Data to process:
++++++++
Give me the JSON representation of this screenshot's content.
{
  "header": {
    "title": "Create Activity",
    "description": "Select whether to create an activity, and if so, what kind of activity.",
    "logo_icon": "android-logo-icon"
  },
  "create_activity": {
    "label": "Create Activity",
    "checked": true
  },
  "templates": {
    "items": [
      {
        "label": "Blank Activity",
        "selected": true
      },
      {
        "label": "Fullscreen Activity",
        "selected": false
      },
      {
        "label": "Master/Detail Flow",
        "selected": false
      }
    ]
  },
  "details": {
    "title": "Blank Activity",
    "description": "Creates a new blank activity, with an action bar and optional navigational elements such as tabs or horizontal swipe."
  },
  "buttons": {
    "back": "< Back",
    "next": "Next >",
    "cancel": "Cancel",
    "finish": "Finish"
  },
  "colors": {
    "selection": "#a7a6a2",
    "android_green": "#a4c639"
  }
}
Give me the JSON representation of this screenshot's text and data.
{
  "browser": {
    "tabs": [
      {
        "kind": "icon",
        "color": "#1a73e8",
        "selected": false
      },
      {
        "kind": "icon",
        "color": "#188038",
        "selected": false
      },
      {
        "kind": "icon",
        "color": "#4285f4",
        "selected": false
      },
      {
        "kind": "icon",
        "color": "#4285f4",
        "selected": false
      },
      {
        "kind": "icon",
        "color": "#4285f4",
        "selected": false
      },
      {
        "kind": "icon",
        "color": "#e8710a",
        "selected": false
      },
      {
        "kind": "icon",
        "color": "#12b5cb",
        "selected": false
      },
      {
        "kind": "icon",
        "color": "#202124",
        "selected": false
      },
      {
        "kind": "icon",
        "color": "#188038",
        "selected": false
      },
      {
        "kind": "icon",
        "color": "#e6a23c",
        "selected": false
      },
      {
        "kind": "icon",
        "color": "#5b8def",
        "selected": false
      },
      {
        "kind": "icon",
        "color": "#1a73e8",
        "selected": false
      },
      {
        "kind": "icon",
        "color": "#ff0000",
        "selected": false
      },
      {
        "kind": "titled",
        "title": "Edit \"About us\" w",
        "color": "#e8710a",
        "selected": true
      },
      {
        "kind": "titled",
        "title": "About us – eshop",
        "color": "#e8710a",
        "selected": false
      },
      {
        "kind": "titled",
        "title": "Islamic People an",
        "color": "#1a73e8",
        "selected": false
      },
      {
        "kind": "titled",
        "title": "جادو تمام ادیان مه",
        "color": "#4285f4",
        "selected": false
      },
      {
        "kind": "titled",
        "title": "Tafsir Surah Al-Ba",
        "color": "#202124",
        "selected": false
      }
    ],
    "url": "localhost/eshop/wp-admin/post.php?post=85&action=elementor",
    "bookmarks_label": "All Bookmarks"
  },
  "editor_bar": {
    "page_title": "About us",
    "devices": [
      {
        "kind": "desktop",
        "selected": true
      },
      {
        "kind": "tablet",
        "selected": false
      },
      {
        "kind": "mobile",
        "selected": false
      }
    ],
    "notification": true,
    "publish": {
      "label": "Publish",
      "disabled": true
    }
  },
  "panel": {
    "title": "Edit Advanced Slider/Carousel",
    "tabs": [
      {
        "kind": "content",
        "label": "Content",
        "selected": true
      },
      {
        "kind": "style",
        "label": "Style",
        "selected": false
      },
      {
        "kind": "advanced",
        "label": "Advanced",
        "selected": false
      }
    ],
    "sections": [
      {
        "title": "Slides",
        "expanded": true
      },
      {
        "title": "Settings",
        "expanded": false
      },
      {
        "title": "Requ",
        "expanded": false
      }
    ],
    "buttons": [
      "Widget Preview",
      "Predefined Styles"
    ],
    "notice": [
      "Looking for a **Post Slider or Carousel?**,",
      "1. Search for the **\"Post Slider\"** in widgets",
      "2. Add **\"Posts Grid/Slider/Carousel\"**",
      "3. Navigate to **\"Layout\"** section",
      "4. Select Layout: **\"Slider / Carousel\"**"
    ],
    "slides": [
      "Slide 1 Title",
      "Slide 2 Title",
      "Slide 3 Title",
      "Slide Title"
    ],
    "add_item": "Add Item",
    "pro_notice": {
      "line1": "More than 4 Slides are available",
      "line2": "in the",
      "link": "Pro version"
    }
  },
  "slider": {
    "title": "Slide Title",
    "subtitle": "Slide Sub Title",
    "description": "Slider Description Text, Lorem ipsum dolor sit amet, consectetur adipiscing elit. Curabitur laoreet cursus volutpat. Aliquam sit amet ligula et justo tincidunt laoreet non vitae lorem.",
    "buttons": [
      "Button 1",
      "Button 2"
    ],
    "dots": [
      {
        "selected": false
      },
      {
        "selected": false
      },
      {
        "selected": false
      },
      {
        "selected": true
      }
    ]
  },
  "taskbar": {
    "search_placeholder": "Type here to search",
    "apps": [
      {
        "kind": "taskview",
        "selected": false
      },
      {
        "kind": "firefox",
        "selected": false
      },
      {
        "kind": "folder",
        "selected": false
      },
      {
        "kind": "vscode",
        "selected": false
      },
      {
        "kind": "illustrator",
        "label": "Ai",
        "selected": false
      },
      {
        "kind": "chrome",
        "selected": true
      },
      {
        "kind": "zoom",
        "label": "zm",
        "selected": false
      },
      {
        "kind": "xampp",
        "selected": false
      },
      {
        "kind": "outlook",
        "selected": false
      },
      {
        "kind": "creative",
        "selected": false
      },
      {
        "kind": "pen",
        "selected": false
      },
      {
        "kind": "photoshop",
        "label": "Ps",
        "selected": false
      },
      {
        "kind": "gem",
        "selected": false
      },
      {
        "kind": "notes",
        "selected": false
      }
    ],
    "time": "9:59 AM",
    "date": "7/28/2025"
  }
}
++++++++
What is being asked: Each record above should be restated word for word.

The response:
Give me the JSON representation of this screenshot's content.
{
  "header": {
    "title": "Create Activity",
    "description": "Select whether to create an activity, and if so, what kind of activity.",
    "logo_icon": "android-logo-icon"
  },
  "create_activity": {
    "label": "Create Activity",
    "checked": true
  },
  "templates": {
    "items": [
      {
        "label": "Blank Activity",
        "selected": true
      },
      {
        "label": "Fullscreen Activity",
        "selected": false
      },
      {
        "label": "Master/Detail Flow",
        "selected": false
      }
    ]
  },
  "details": {
    "title": "Blank Activity",
    "description": "Creates a new blank activity, with an action bar and optional navigational elements such as tabs or horizontal swipe."
  },
  "buttons": {
    "back": "< Back",
    "next": "Next >",
    "cancel": "Cancel",
    "finish": "Finish"
  },
  "colors": {
    "selection": "#a7a6a2",
    "android_green": "#a4c639"
  }
}
Give me the JSON representation of this screenshot's text and data.
{
  "browser": {
    "tabs": [
      {
        "kind": "icon",
        "color": "#1a73e8",
        "selected": false
      },
      {
        "kind": "icon",
        "color": "#188038",
        "selected": false
      },
      {
        "kind": "icon",
        "color": "#4285f4",
        "selected": false
      },
      {
        "kind": "icon",
        "color": "#4285f4",
        "selected": false
      },
      {
        "kind": "icon",
        "color": "#4285f4",
        "selected": false
      },
      {
        "kind": "icon",
        "color": "#e8710a",
        "selected": false
      },
      {
        "kind": "icon",
        "color": "#12b5cb",
        "selected": false
      },
      {
        "kind": "icon",
        "color": "#202124",
        "selected": false
      },
      {
        "kind": "icon",
        "color": "#188038",
        "selected": false
      },
      {
        "kind": "icon",
        "color": "#e6a23c",
        "selected": false
      },
      {
        "kind": "icon",
        "color": "#5b8def",
        "selected": false
      },
      {
        "kind": "icon",
        "color": "#1a73e8",
        "selected": false
      },
      {
        "kind": "icon",
        "color": "#ff0000",
        "selected": false
      },
      {
        "kind": "titled",
        "title": "Edit \"About us\" w",
        "color": "#e8710a",
        "selected": true
      },
      {
        "kind": "titled",
        "title": "About us – eshop",
        "color": "#e8710a",
        "selected": false
      },
      {
        "kind": "titled",
        "title": "Islamic People an",
        "color": "#1a73e8",
        "selected": false
      },
      {
        "kind": "titled",
        "title": "جادو تمام ادیان مه",
        "color": "#4285f4",
        "selected": false
      },
      {
        "kind": "titled",
        "title": "Tafsir Surah Al-Ba",
        "color": "#202124",
        "selected": false
      }
    ],
    "url": "localhost/eshop/wp-admin/post.php?post=85&action=elementor",
    "bookmarks_label": "All Bookmarks"
  },
  "editor_bar": {
    "page_title": "About us",
    "devices": [
      {
        "kind": "desktop",
        "selected": true
      },
      {
        "kind": "tablet",
        "selected": false
      },
      {
        "kind": "mobile",
        "selected": false
      }
    ],
    "notification": true,
    "publish": {
      "label": "Publish",
      "disabled": true
    }
  },
  "panel": {
    "title": "Edit Advanced Slider/Carousel",
    "tabs": [
      {
        "kind": "content",
        "label": "Content",
        "selected": true
      },
      {
        "kind": "style",
        "label": "Style",
        "selected": false
      },
      {
        "kind": "advanced",
        "label": "Advanced",
        "selected": false
      }
    ],
    "sections": [
      {
        "title": "Slides",
        "expanded": true
      },
      {
        "title": "Settings",
        "expanded": false
      },
      {
        "title": "Requ",
        "expanded": false
      }
    ],
    "buttons": [
      "Widget Preview",
      "Predefined Styles"
    ],
    "notice": [
      "Looking for a **Post Slider or Carousel?**,",
      "1. Search for the **\"Post Slider\"** in widgets",
      "2. Add **\"Posts Grid/Slider/Carousel\"**",
      "3. Navigate to **\"Layout\"** section",
      "4. Select Layout: **\"Slider / Carousel\"**"
    ],
    "slides": [
      "Slide 1 Title",
      "Slide 2 Title",
      "Slide 3 Title",
      "Slide Title"
    ],
    "add_item": "Add Item",
    "pro_notice": {
      "line1": "More than 4 Slides are available",
      "line2": "in the",
      "link": "Pro version"
    }
  },
  "slider": {
    "title": "Slide Title",
    "subtitle": "Slide Sub Title",
    "description": "Slider Description Text, Lorem ipsum dolor sit amet, consectetur adipiscing elit. Curabitur laoreet cursus volutpat. Aliquam sit amet ligula et justo tincidunt laoreet non vitae lorem.",
    "buttons": [
      "Button 1",
      "Button 2"
    ],
    "dots": [
      {
        "selected": false
      },
      {
        "selected": false
      },
      {
        "selected": false
      },
      {
        "selected": true
      }
    ]
  },
  "taskbar": {
    "search_placeholder": "Type here to search",
    "apps": [
      {
        "kind": "taskview",
        "selected": false
      },
      {
        "kind": "firefox",
        "selected": false
      },
      {
        "kind": "folder",
        "selected": false
      },
      {
        "kind": "vscode",
        "selected": false
      },
      {
        "kind": "illustrator",
        "label": "Ai",
        "selected": false
      },
      {
        "kind": "chrome",
        "selected": true
      },
      {
        "kind": "zoom",
        "label": "zm",
        "selected": false
      },
      {
        "kind": "xampp",
        "selected": false
      },
      {
        "kind": "outlook",
        "selected": false
      },
      {
        "kind": "creative",
        "selected": false
      },
      {
        "kind": "pen",
        "selected": false
      },
      {
        "kind": "photoshop",
        "label": "Ps",
        "selected": false
      },
      {
        "kind": "gem",
        "selected": false
      },
      {
        "kind": "notes",
        "selected": false
      }
    ],
    "time": "9:59 AM",
    "date": "7/28/2025"
  }
}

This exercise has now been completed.